=== EXTRACT PROVIDED ===

Complex data cleaning using regex on python

Question

I have data in devanagari that needs some extraction to be done. This is an example of a few lines

तत् इदम् <गीता-शास्त्रम्>K7 <<<<<समस्त-वेद>K1-अर्थ>T6-सार>T6-संग्रह>T6-भूतम्>T2 <दुर्विज्ञेय-अर्थम्>K1 <<तत्-अर्थ>T6-आविष्करणाय>T6 अनेकैः <विवृत-<<<पद-<पद-अर्थ>T6-<वाक्य-अर्थ>T6>Di-न्यायम्>T6>Bs6 अपि <<अत्यन्त-विरुद्ध>K1-<अनेक-अर्थ>K1>K1 त्वेन लौकिकैः गृह्यमाणम् उपलभ्य अहम् विवेकतः <<अर्थ-निर्धारण>T6-अर्थम्>T4 संक्षेपतः विवरणम् करिष्यामि

<अभ्युदय-अर्थः>T4 अपि यः <प्रवृत्ति-लक्षणः>Bs6 धर्मः वर्णान् आश्रमान् च उद्दिश्य विहितः सः <<<<देव-आदि>Bs6-स्थान>T6-प्राप्ति>T6-हेतुः>T6 अपि सन् <<ईश्वर-अर्पण>T6-बुद्ध्या>T6 अनुष्ठीयमानः <सत्त्व-शुद्धये>T6 भवति <<फल-अभिसन्धि>T6-वर्जितः>T3

The alphanumerics are the tags of the text. I need to extract the binary compounds along with their tags (the alphanumerics immediately after the compound) from the line. Binary compounds are the two words hyphenated in the angular brackets.

===

▶ **REQUIRED TASKS**
• A. Could you copy the passage from the regex question word for word, beginning at the words "<अभ्युदय-अर्थः>T4 अपि यः" and stopping after "the angular brackets."?
• B. Answer these about the regex question:
(i) Which programming language does the title name?
(ii) What script is the poster's data written in?
(iii) How does the poster define binary compounds?

=== PROVIDED MATERIAL ===

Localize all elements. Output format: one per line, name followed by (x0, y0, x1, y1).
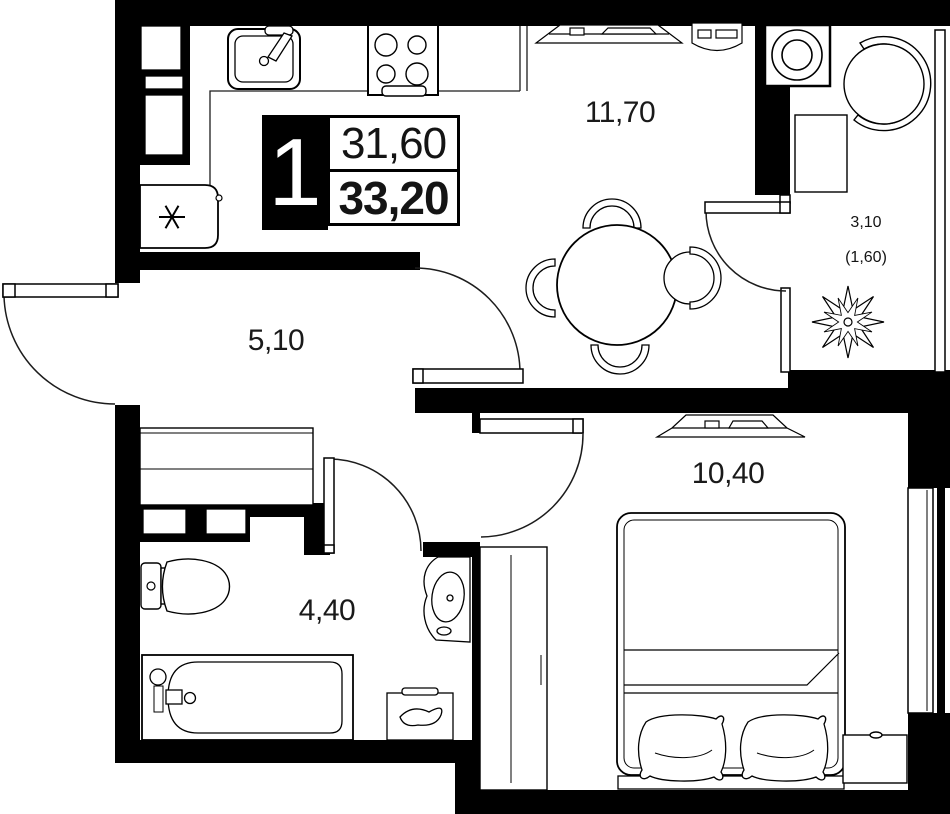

===

▶ **EXPECTED ANSWERS**
• A.
<अभ्युदय-अर्थः>T4 अपि यः <प्रवृत्ति-लक्षणः>Bs6 धर्मः वर्णान् आश्रमान् च उद्दिश्य विहितः सः <<<<देव-आदि>Bs6-स्थान>T6-प्राप्ति>T6-हेतुः>T6 अपि सन् <<ईश्वर-अर्पण>T6-बुद्ध्या>T6 अनुष्ठीयमानः <सत्त्व-शुद्धये>T6 भवति <<फल-अभिसन्धि>T6-वर्जितः>T3

The alphanumerics are the tags of the text. I need to extract the binary compounds along with their tags (the alphanumerics immediately after the compound) from the line. Binary compounds are the two words hyphenated in the angular brackets.

• B.
(i) Python.
(ii) Devanagari.
(iii) As the two words hyphenated in the angular brackets.